[Aim of the task]
Count the lines in the entries below that include the word "stock". Give nothing but the number.

(Extracts from a graphics dataset)
— START —

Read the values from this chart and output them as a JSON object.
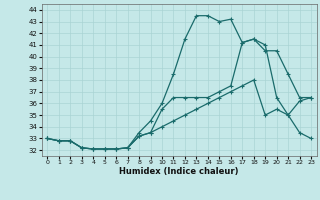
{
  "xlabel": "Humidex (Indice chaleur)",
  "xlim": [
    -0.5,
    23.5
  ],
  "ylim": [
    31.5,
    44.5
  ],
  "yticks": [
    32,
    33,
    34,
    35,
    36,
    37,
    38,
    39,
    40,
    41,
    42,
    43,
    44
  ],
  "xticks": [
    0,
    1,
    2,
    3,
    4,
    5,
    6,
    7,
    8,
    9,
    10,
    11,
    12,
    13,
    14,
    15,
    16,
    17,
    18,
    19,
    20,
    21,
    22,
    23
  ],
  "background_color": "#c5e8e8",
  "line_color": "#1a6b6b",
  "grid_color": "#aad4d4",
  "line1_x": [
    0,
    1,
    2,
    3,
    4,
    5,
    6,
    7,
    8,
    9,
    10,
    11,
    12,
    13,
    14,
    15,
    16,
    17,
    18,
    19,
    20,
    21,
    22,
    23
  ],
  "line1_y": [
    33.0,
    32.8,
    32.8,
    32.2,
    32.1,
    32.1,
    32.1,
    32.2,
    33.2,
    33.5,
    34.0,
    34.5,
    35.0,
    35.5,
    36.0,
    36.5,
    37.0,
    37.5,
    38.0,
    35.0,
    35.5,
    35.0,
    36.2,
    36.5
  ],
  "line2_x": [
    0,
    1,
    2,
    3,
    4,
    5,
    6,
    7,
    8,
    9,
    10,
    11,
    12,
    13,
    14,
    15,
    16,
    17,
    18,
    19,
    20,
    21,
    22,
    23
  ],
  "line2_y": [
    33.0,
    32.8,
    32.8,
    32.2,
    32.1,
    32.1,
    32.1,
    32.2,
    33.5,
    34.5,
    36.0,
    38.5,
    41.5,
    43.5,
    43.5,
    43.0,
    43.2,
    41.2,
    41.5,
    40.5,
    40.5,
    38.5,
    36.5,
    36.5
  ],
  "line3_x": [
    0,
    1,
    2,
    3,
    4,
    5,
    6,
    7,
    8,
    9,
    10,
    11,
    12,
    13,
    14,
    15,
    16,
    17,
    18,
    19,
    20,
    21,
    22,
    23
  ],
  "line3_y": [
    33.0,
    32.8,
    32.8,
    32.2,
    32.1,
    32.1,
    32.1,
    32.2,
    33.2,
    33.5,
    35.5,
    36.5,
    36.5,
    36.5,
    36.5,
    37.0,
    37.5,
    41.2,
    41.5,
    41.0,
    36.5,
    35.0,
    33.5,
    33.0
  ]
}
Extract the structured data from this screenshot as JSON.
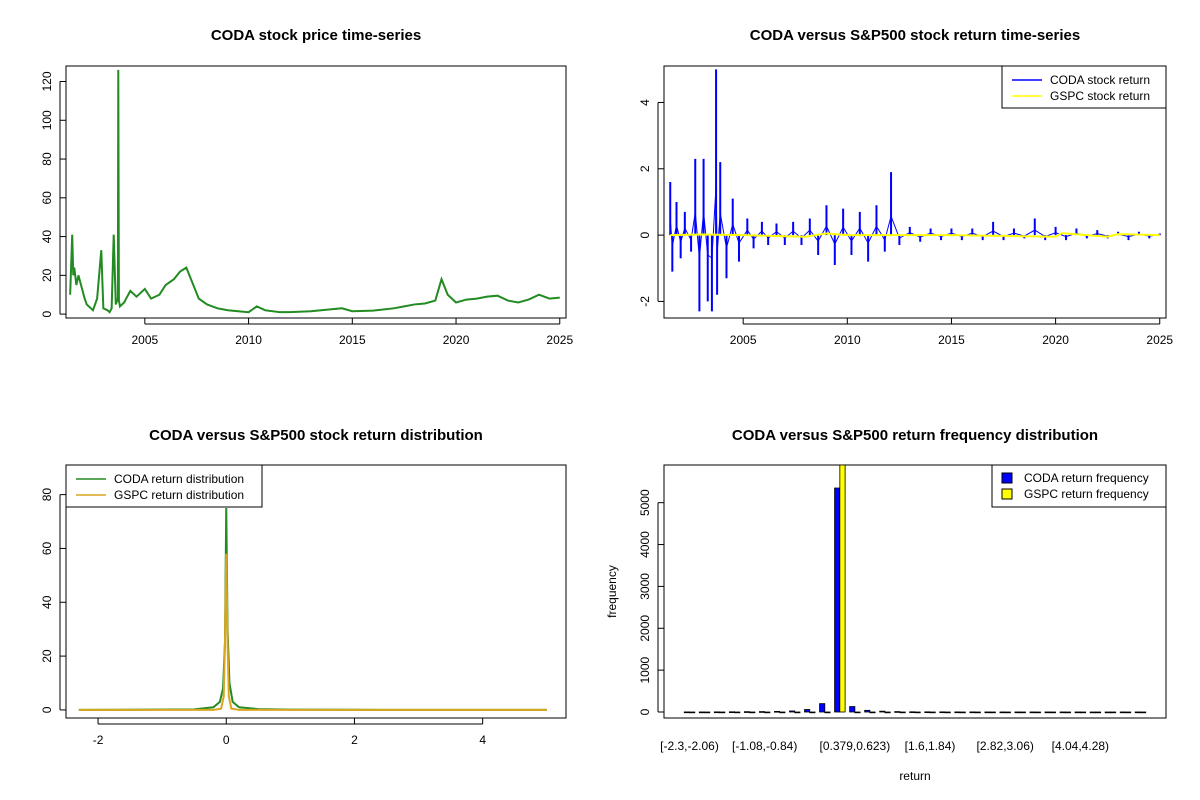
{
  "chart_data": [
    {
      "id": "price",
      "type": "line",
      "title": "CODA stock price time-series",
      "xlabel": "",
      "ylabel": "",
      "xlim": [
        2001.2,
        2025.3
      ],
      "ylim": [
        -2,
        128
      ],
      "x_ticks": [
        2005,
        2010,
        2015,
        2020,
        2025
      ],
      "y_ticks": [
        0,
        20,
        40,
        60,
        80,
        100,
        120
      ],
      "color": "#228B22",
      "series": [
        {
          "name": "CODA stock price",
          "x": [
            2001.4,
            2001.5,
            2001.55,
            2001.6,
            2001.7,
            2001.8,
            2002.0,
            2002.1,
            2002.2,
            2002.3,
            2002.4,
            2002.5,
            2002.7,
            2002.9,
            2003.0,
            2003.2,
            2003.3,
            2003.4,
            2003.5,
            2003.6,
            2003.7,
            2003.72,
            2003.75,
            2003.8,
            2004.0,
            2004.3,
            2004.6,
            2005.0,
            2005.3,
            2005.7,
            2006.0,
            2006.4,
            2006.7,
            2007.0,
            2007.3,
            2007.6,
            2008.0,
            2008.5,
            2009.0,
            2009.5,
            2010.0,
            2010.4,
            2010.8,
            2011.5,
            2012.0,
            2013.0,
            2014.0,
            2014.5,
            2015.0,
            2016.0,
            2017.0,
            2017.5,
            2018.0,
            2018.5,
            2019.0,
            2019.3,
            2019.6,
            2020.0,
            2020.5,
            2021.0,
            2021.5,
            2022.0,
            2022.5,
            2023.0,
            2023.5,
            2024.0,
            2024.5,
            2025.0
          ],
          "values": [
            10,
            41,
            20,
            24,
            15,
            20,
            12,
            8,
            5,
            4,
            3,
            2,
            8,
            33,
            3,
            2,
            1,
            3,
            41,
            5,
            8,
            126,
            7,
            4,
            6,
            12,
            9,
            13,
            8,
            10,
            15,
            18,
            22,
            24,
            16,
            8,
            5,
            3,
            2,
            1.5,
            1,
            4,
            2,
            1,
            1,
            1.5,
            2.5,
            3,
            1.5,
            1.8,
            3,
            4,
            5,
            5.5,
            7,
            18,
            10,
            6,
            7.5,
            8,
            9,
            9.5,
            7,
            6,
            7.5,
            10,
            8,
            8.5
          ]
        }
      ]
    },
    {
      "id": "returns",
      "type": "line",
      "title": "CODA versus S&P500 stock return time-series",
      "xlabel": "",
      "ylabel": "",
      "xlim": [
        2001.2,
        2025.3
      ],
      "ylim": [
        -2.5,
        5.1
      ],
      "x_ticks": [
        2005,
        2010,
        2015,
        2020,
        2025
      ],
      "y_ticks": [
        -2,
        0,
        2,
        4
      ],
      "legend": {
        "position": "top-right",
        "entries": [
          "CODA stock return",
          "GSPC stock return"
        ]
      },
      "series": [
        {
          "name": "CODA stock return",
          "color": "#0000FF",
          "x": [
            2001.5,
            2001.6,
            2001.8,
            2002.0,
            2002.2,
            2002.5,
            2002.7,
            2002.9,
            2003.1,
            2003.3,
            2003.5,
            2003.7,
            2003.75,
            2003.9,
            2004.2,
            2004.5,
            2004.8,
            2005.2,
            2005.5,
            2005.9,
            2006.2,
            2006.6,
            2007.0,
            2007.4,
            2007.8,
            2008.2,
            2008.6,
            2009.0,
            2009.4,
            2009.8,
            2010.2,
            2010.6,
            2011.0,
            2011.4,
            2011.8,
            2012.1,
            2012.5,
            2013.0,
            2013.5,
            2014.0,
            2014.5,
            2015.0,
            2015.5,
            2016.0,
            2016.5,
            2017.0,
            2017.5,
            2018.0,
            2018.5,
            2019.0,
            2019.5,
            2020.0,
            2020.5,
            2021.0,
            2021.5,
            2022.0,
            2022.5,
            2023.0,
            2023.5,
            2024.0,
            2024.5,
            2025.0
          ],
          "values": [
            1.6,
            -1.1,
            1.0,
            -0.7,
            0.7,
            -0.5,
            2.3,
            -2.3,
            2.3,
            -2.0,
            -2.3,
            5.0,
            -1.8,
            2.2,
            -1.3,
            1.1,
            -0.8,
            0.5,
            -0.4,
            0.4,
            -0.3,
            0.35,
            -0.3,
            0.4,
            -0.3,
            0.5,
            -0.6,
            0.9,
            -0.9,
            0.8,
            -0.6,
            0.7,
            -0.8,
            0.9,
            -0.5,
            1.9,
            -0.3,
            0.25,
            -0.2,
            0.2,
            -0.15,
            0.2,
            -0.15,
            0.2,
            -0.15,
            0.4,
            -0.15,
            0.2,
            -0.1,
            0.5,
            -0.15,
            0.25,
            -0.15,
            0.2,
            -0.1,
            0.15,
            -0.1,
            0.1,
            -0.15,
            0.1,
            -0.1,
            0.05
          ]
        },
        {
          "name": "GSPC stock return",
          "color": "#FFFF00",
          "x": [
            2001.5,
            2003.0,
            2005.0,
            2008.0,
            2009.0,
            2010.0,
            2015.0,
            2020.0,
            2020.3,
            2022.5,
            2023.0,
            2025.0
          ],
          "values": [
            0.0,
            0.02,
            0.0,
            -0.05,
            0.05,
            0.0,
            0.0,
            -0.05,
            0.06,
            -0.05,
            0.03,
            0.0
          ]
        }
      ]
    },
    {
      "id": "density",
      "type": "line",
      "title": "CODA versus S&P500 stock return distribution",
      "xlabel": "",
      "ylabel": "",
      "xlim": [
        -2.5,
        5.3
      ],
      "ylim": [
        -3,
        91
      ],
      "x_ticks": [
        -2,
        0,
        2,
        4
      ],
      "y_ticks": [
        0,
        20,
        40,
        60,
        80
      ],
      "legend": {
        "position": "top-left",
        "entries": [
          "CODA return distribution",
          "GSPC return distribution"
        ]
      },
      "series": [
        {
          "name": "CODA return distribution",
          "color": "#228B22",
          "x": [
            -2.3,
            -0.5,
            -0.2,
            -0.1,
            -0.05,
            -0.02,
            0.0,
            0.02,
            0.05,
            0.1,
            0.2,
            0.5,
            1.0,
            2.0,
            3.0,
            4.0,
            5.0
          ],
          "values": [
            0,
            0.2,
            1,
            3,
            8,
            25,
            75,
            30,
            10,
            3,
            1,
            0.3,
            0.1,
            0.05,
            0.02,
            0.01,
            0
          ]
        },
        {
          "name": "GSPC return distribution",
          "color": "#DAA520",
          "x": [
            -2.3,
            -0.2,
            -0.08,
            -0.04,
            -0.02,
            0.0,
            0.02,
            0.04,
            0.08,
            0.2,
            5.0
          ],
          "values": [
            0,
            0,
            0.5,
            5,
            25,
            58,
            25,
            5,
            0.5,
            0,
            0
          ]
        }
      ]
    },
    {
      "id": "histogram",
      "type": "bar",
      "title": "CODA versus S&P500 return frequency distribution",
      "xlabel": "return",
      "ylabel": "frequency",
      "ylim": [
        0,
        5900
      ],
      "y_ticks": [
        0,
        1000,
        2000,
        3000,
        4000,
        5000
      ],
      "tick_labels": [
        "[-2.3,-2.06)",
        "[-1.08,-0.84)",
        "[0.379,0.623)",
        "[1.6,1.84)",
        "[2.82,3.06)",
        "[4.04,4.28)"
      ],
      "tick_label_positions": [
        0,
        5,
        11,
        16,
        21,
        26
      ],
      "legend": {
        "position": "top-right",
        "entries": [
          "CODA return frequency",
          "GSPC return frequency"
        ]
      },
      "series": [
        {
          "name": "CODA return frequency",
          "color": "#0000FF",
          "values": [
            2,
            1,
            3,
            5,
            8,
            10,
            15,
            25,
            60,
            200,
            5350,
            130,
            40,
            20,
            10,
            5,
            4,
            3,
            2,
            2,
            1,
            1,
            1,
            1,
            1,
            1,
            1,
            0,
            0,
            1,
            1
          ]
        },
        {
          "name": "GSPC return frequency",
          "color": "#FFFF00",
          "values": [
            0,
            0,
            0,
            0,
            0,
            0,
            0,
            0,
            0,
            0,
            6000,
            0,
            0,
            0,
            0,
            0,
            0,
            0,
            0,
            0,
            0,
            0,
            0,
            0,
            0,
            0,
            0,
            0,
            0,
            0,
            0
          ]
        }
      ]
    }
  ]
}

— END —

[Written solution]
8